GIVEN PROBLEM —
Reproduce word for word the part of the film review between "While driving through" and "mumbling, bumbling zombies.", inclusive.

EXTRACT TO READ —
◆ ◆ ◆ ◆ ◆
Paramount // 2005 // 81 Minutes // Not Rated
Reviewed by Judge David Johnson // October 27th, 2006
Lots of bats and no Lou Diamond Phillips.
Can a film about four stupid friends menaced by killer vampire bats seriously be any good? Why yes. Yes, it can.
While driving through the middle of nowhere in the dead of night, four pals come face to face with a crazy-ass bat, which leads to a small car accident and an evening of hoofing it. Siblings Elliot (Will Horneff) and Allison (Vanessa Horneff) lead their band to an abandoned farmhouse, where they hope to find help for their disabled vehicle. But something's off. Though obviously lived in, the house is empty.
Their questions are soon answered when a gaggle of vicious vampire bats come pouring from the barn, killing with frightening efficiency and holding the power to somehow convert its victims into mumbling, bumbling zombies.
Now, the quartet will have to survive the night, as the winged horde descends upon them and they are forced to defend themselves from the marauding advances of hapless, undead-ified bloodsuckers.
The Roost doesn't sound like a good movie, but, surprisingly, it is. In fact, it's one of the better creature features I've seen in a while, and I'd recommend it to anyone looking for some effective scare-mongering on Halloween. Ti West has crafted a simple throwback to claustrophobic monster terror, and while there isn't anything here that you haven't seen before in some other incarnation, the genre standards are executed with skill and zest.
This is one of those movies that just "works." It's got that pleasant intangibility to it, a confluence of writing, scoring, shooting style, makeup and acting that total a satisfying film experience. The characters are straightforward and realistic, played in reserved fashion by the actors, yet still manage to evoke enough sympathy so that they're not just meatbags to get obliterated by the film's token killer. The music is a threadbare, fast-moving string composition that totally fits the feel of the film and goes a long way in generating suspense. The gore effects, while sparse and not gratuitous, are suitably messy when they appear; and West's directing hits the right note with respect to the film's cramped, nostalgic tone. Even the visual effects-augmented bats, while corny in some scenes, work. This is a film made up of pieces that fit snugly together.
◆ ◆ ◆ ◆ ◆
INFORMATION PROVIDED —
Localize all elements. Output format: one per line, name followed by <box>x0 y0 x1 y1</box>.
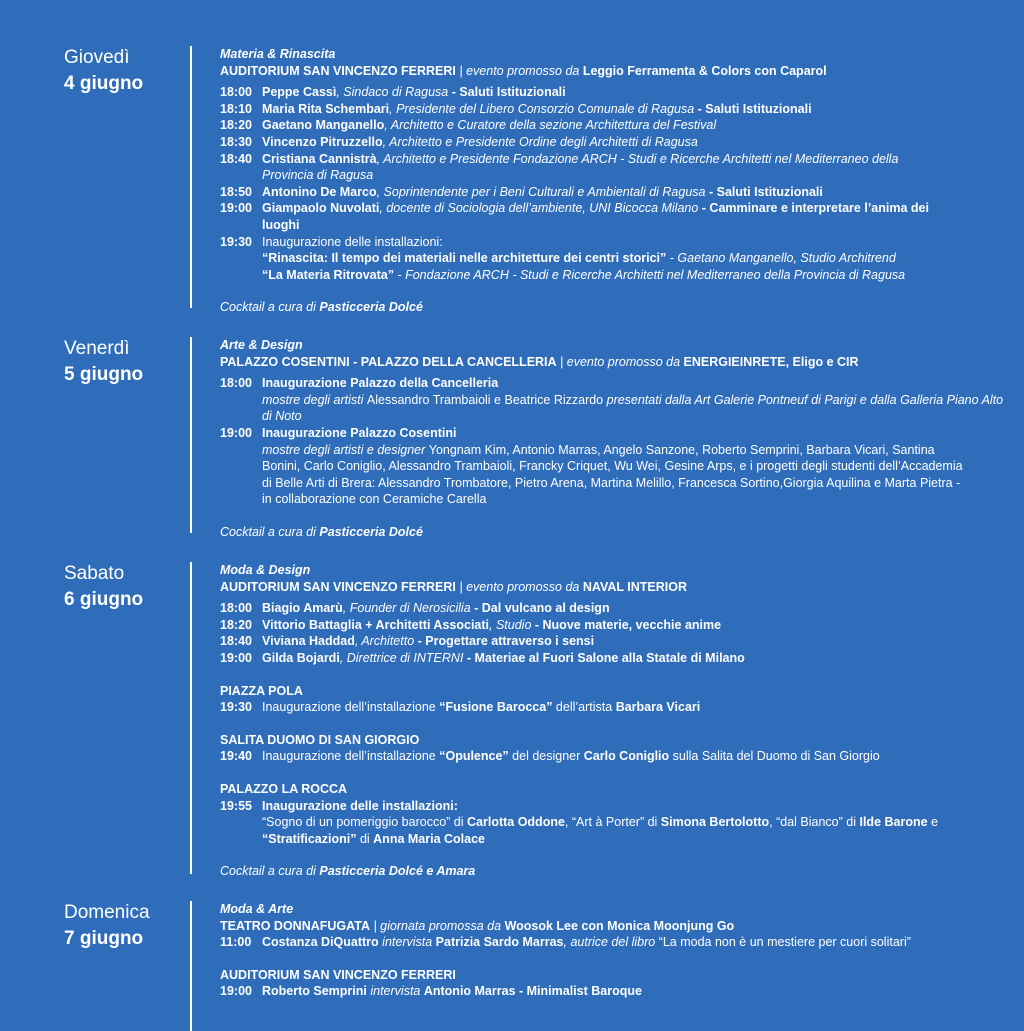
◆ ◆ ◆ ◆ ◆
TASK SOLUTION —
While driving through the middle of nowhere in the dead of night, four pals come face to face with a crazy-ass bat, which leads to a small car accident and an evening of hoofing it. Siblings Elliot (Will Horneff) and Allison (Vanessa Horneff) lead their band to an abandoned farmhouse, where they hope to find help for their disabled vehicle. But something's off. Though obviously lived in, the house is empty.
Their questions are soon answered when a gaggle of vicious vampire bats come pouring from the barn, killing with frightening efficiency and holding the power to somehow convert its victims into mumbling, bumbling zombies.